§ EXERCISE AIM: Records follow. Select each line holding "JSON".

§ SUPPLIED RECORDS:
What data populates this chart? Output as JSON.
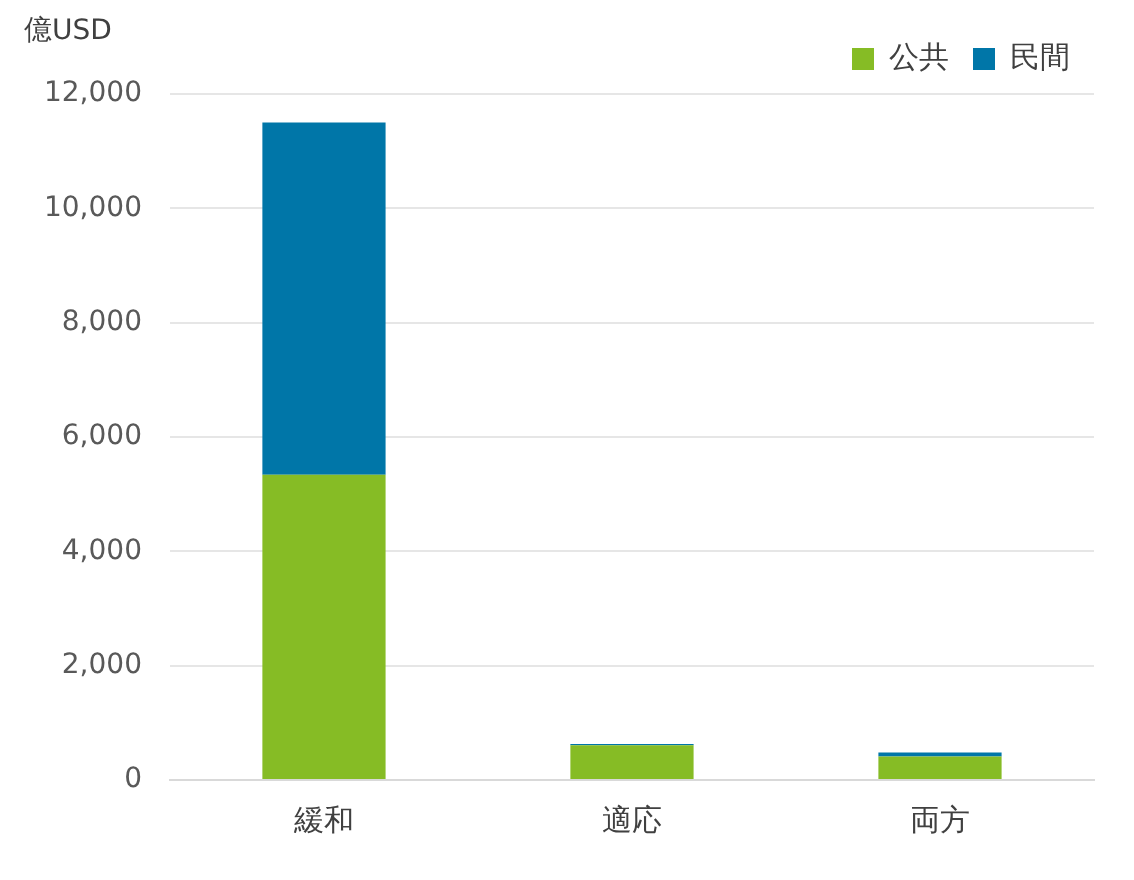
{
  "chart_data": {
    "type": "bar",
    "stacked": true,
    "ylabel": "億USD",
    "categories": [
      "緩和",
      "適応",
      "両方"
    ],
    "series": [
      {
        "name": "公共",
        "color": "#86bc25",
        "values": [
          5340,
          610,
          410
        ]
      },
      {
        "name": "民間",
        "color": "#0076a8",
        "values": [
          6160,
          20,
          70
        ]
      }
    ],
    "ylim": [
      0,
      12000
    ],
    "yticks": [
      {
        "value": 0,
        "label": "0"
      },
      {
        "value": 2000,
        "label": "2,000"
      },
      {
        "value": 4000,
        "label": "4,000"
      },
      {
        "value": 6000,
        "label": "6,000"
      },
      {
        "value": 8000,
        "label": "8,000"
      },
      {
        "value": 10000,
        "label": "10,000"
      },
      {
        "value": 12000,
        "label": "12,000"
      }
    ],
    "grid": "y",
    "legend": "top right"
  }
}
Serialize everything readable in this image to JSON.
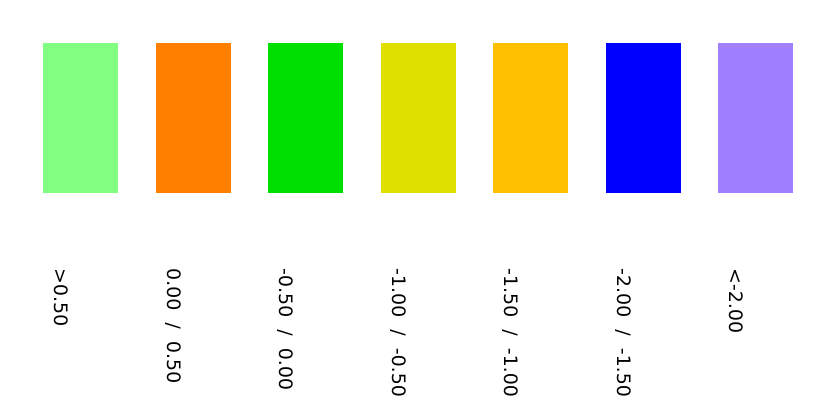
{
  "legend": {
    "items": [
      {
        "label": ">0.50",
        "color": "#80ff80"
      },
      {
        "label": "0.00  /  0.50",
        "color": "#ff8000"
      },
      {
        "label": "-0.50  /  0.00",
        "color": "#00e000"
      },
      {
        "label": "-1.00  /  -0.50",
        "color": "#e0e000"
      },
      {
        "label": "-1.50  /  -1.00",
        "color": "#ffc000"
      },
      {
        "label": "-2.00  /  -1.50",
        "color": "#0000ff"
      },
      {
        "label": "<-2.00",
        "color": "#a080ff"
      }
    ]
  }
}
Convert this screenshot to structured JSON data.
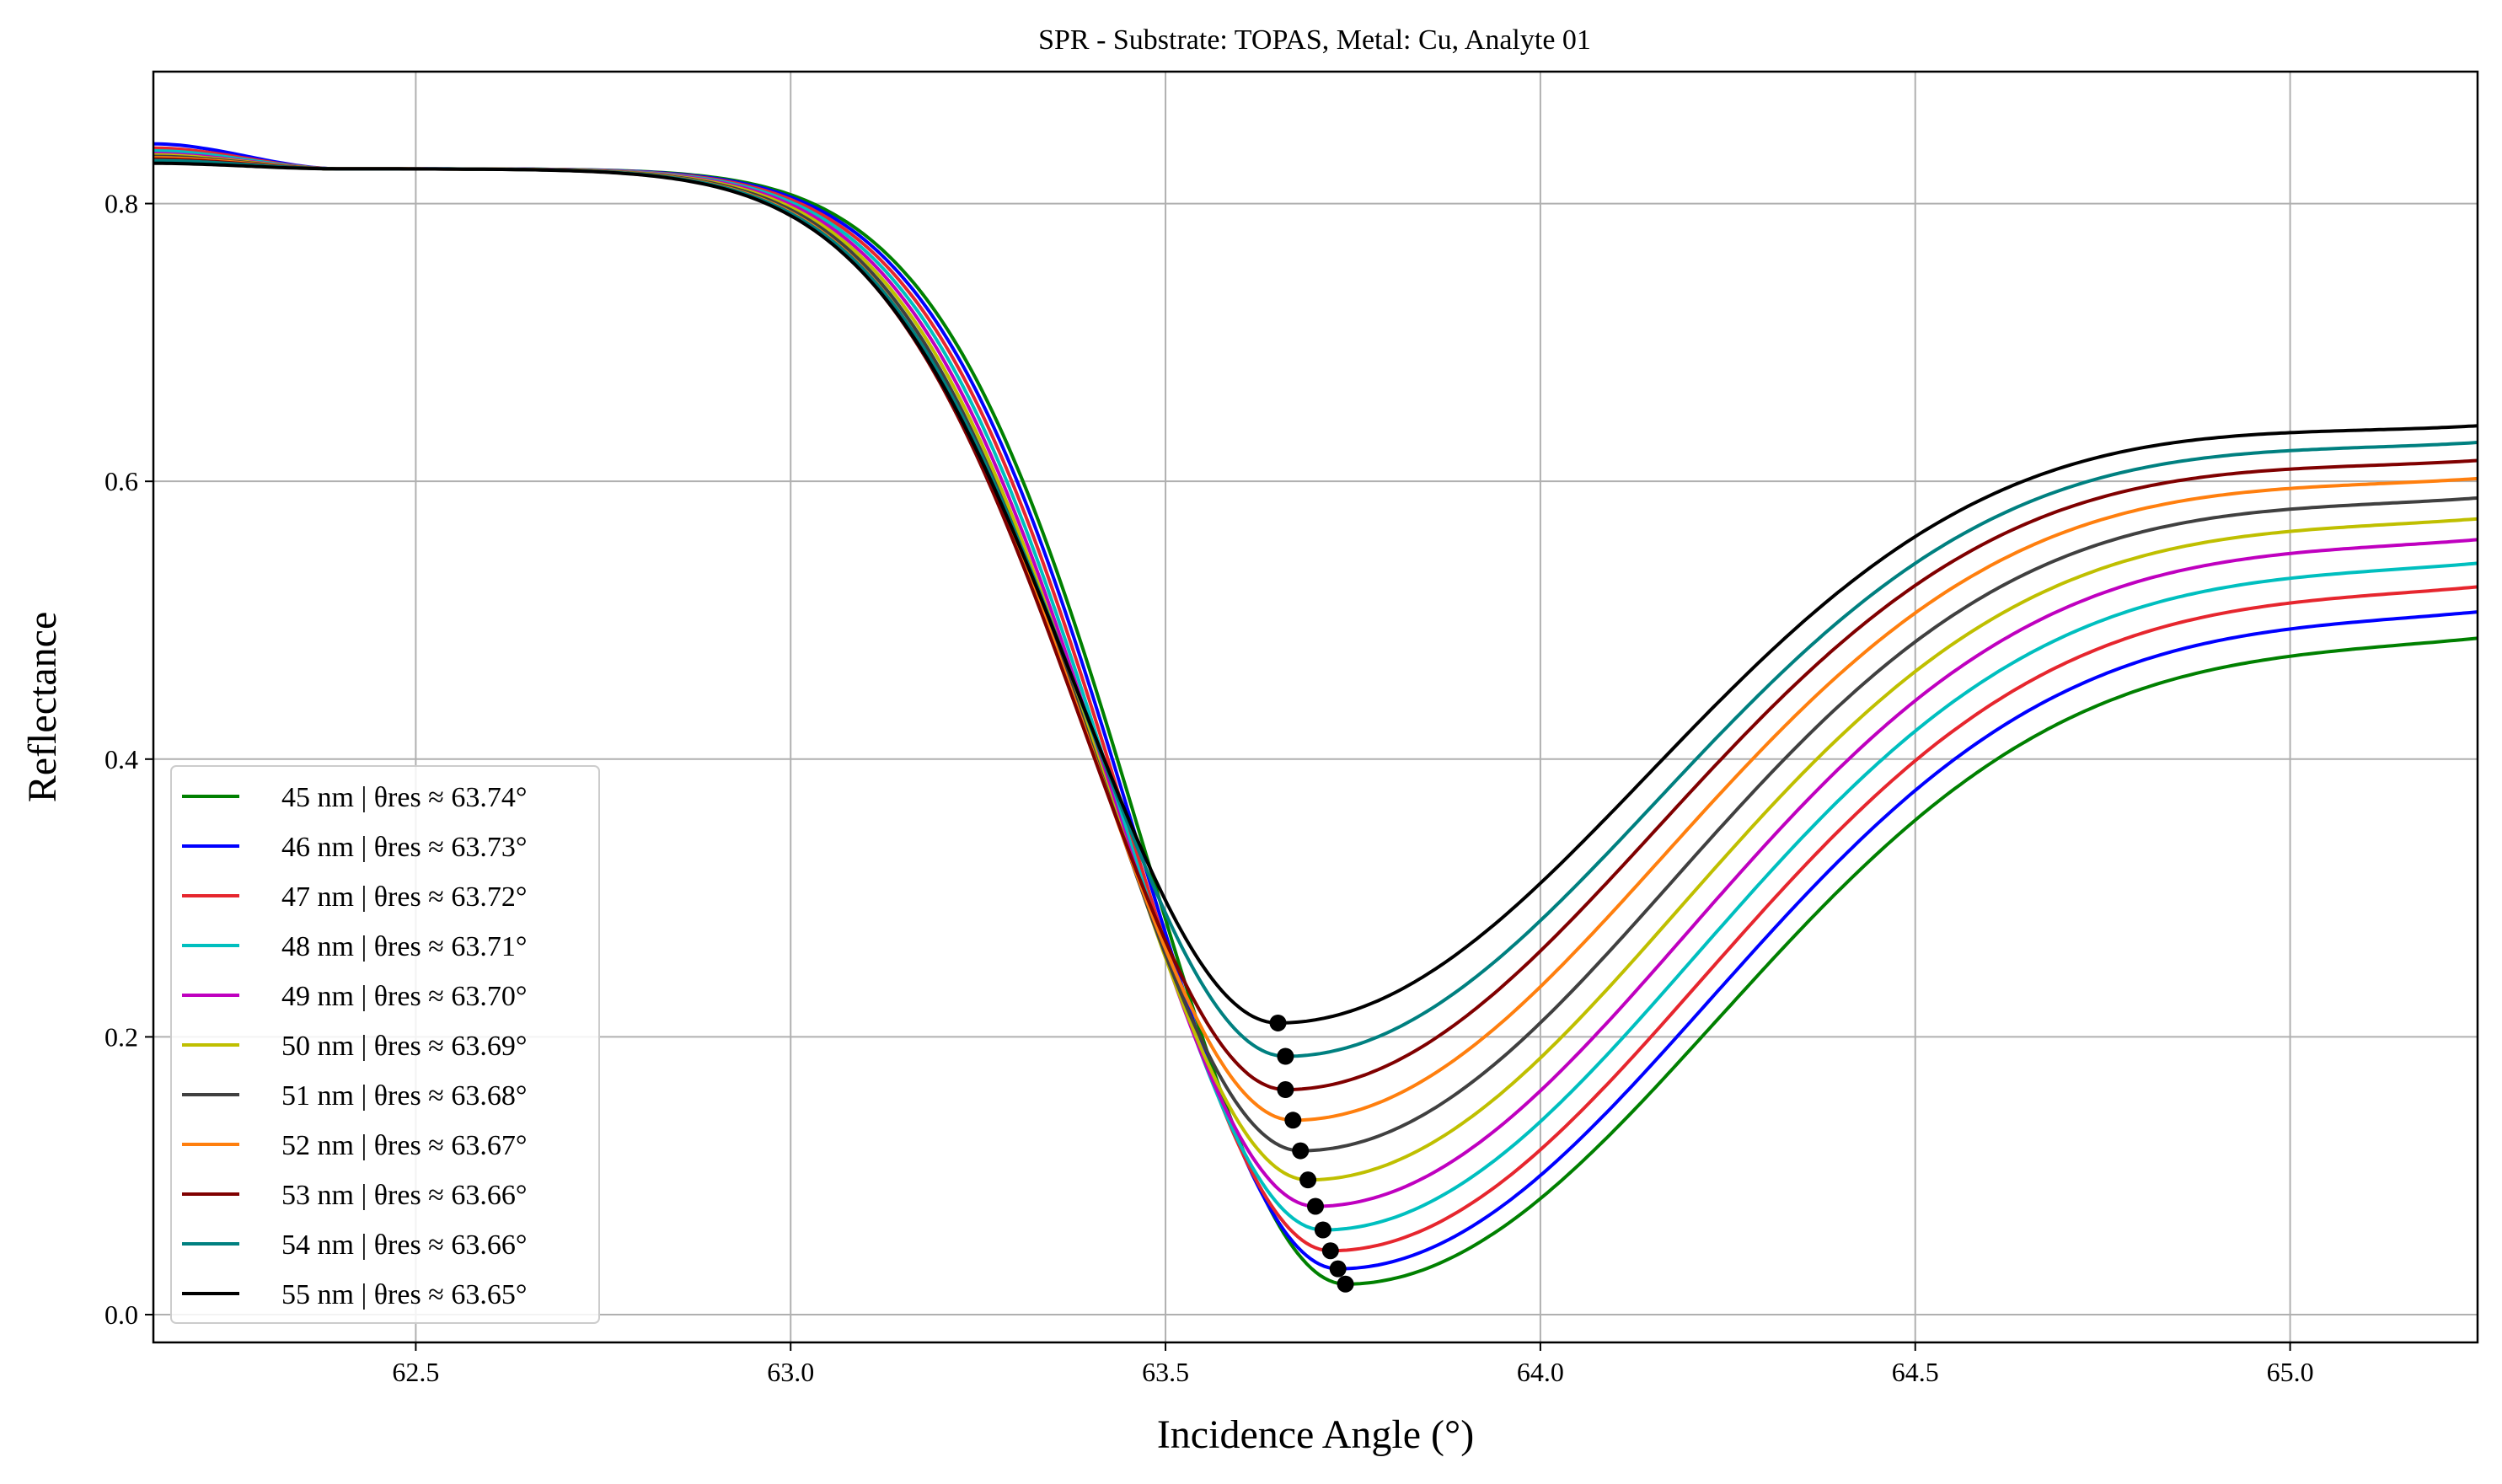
{
  "chart_data": {
    "type": "line",
    "title": "SPR - Substrate: TOPAS, Metal: Cu, Analyte 01",
    "xlabel": "Incidence Angle (°)",
    "ylabel": "Reflectance",
    "xlim": [
      62.15,
      65.25
    ],
    "ylim": [
      -0.02,
      0.895
    ],
    "xticks": [
      62.5,
      63.0,
      63.5,
      64.0,
      64.5,
      65.0
    ],
    "xtick_labels": [
      "62.5",
      "63.0",
      "63.5",
      "64.0",
      "64.5",
      "65.0"
    ],
    "yticks": [
      0.0,
      0.2,
      0.4,
      0.6,
      0.8
    ],
    "ytick_labels": [
      "0.0",
      "0.2",
      "0.4",
      "0.6",
      "0.8"
    ],
    "grid": true,
    "legend_position": "lower-left",
    "series": [
      {
        "name": "45 nm | θres ≈ 63.74°",
        "color": "#008000",
        "res_x": 63.74,
        "res_y": 0.022,
        "start_y": 0.832,
        "end_y": 0.487
      },
      {
        "name": "46 nm | θres ≈ 63.73°",
        "color": "#0000ff",
        "res_x": 63.73,
        "res_y": 0.033,
        "start_y": 0.843,
        "end_y": 0.506
      },
      {
        "name": "47 nm | θres ≈ 63.72°",
        "color": "#e6262e",
        "res_x": 63.72,
        "res_y": 0.046,
        "start_y": 0.84,
        "end_y": 0.524
      },
      {
        "name": "48 nm | θres ≈ 63.71°",
        "color": "#00bfbf",
        "res_x": 63.71,
        "res_y": 0.061,
        "start_y": 0.838,
        "end_y": 0.541
      },
      {
        "name": "49 nm | θres ≈ 63.70°",
        "color": "#bf00bf",
        "res_x": 63.7,
        "res_y": 0.078,
        "start_y": 0.836,
        "end_y": 0.558
      },
      {
        "name": "50 nm | θres ≈ 63.69°",
        "color": "#bfbf00",
        "res_x": 63.69,
        "res_y": 0.097,
        "start_y": 0.835,
        "end_y": 0.573
      },
      {
        "name": "51 nm | θres ≈ 63.68°",
        "color": "#404040",
        "res_x": 63.68,
        "res_y": 0.118,
        "start_y": 0.834,
        "end_y": 0.588
      },
      {
        "name": "52 nm | θres ≈ 63.67°",
        "color": "#ff7f0e",
        "res_x": 63.67,
        "res_y": 0.14,
        "start_y": 0.833,
        "end_y": 0.602
      },
      {
        "name": "53 nm | θres ≈ 63.66°",
        "color": "#800000",
        "res_x": 63.66,
        "res_y": 0.162,
        "start_y": 0.832,
        "end_y": 0.615
      },
      {
        "name": "54 nm | θres ≈ 63.66°",
        "color": "#008080",
        "res_x": 63.66,
        "res_y": 0.186,
        "start_y": 0.831,
        "end_y": 0.628
      },
      {
        "name": "55 nm | θres ≈ 63.65°",
        "color": "#000000",
        "res_x": 63.65,
        "res_y": 0.21,
        "start_y": 0.829,
        "end_y": 0.64
      }
    ],
    "resonance_marker_color": "#000000"
  }
}
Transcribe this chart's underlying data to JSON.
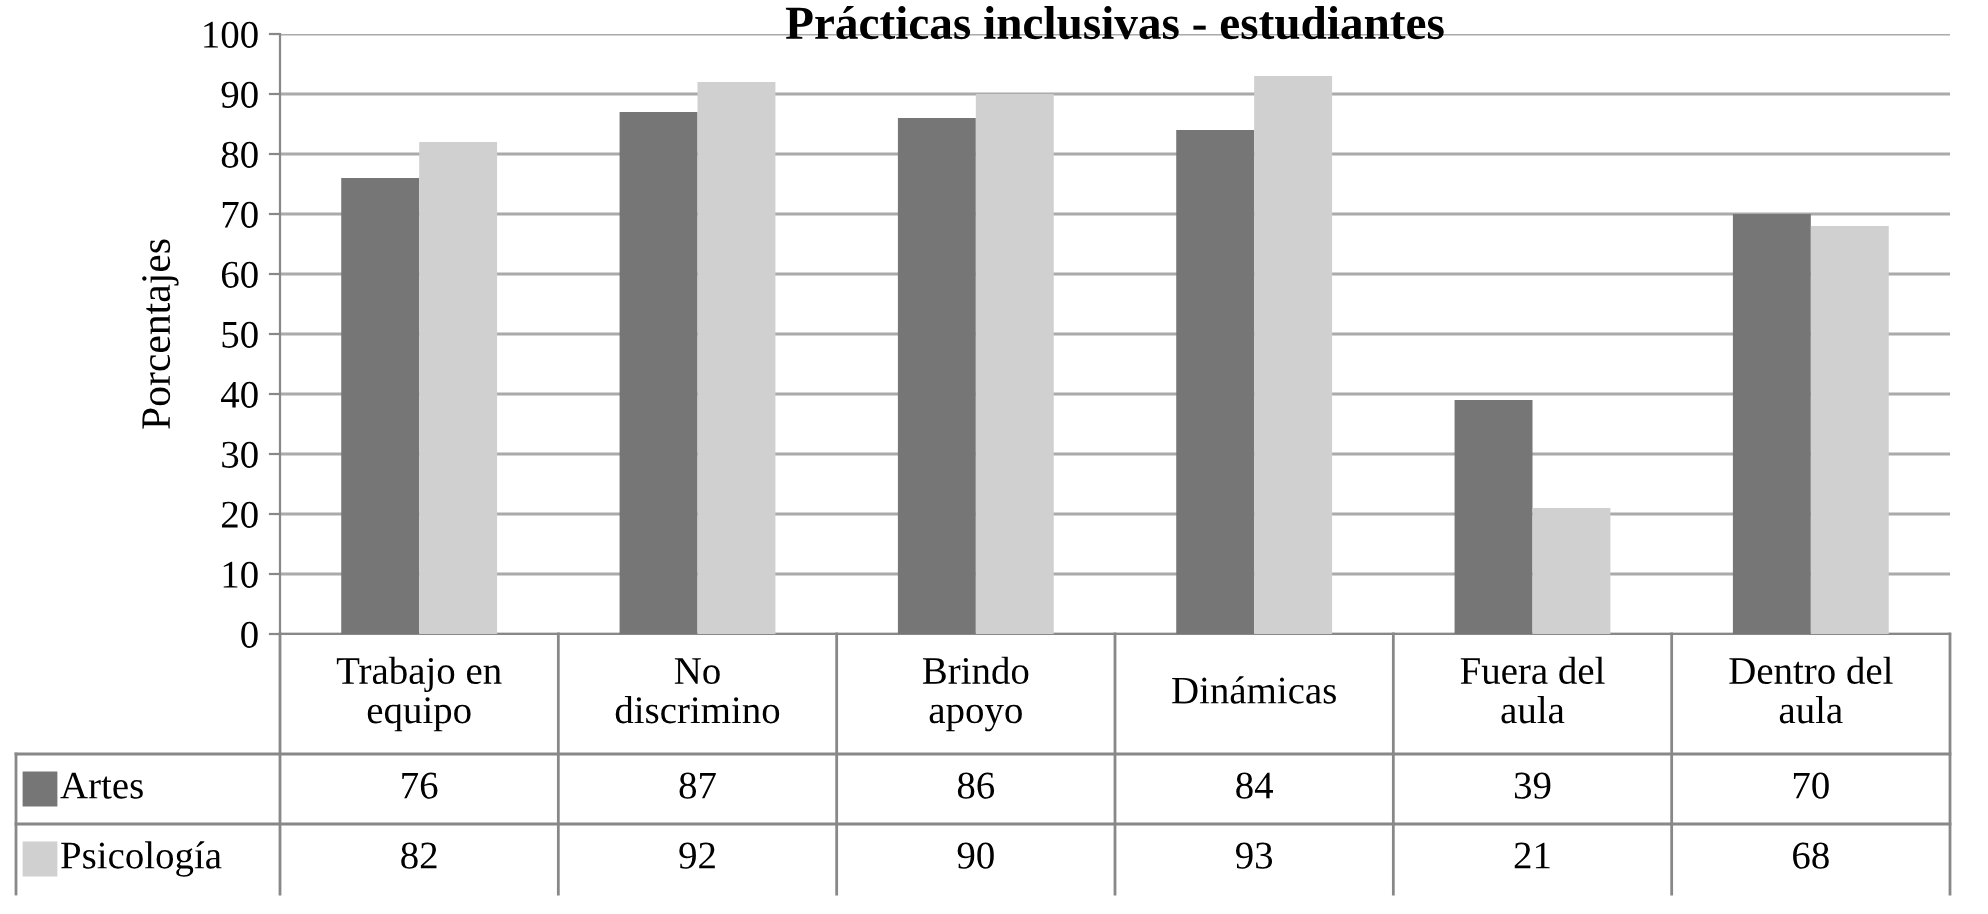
{
  "chart_data": {
    "type": "bar",
    "title": "Prácticas inclusivas - estudiantes",
    "ylabel": "Porcentajes",
    "categories": [
      "Trabajo en equipo",
      "No discrimino",
      "Brindo apoyo",
      "Dinámicas",
      "Fuera del aula",
      "Dentro del aula"
    ],
    "series": [
      {
        "name": "Artes",
        "color": "#767676",
        "values": [
          76,
          87,
          86,
          84,
          39,
          70
        ]
      },
      {
        "name": "Psicología",
        "color": "#d0d0d0",
        "values": [
          82,
          92,
          90,
          93,
          21,
          68
        ]
      }
    ],
    "ylim": [
      0,
      100
    ],
    "yticks": [
      0,
      10,
      20,
      30,
      40,
      50,
      60,
      70,
      80,
      90,
      100
    ],
    "grid": "y",
    "legend": "bottom",
    "data_labels": true
  }
}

§ SOLUTION TO THE EXERCISE:
What data populates this chart? Output as JSON.
Serialize everything readable in this image to JSON.
Convert this screenshot to structured JSON data.
Transcribe this chart's underlying data to JSON.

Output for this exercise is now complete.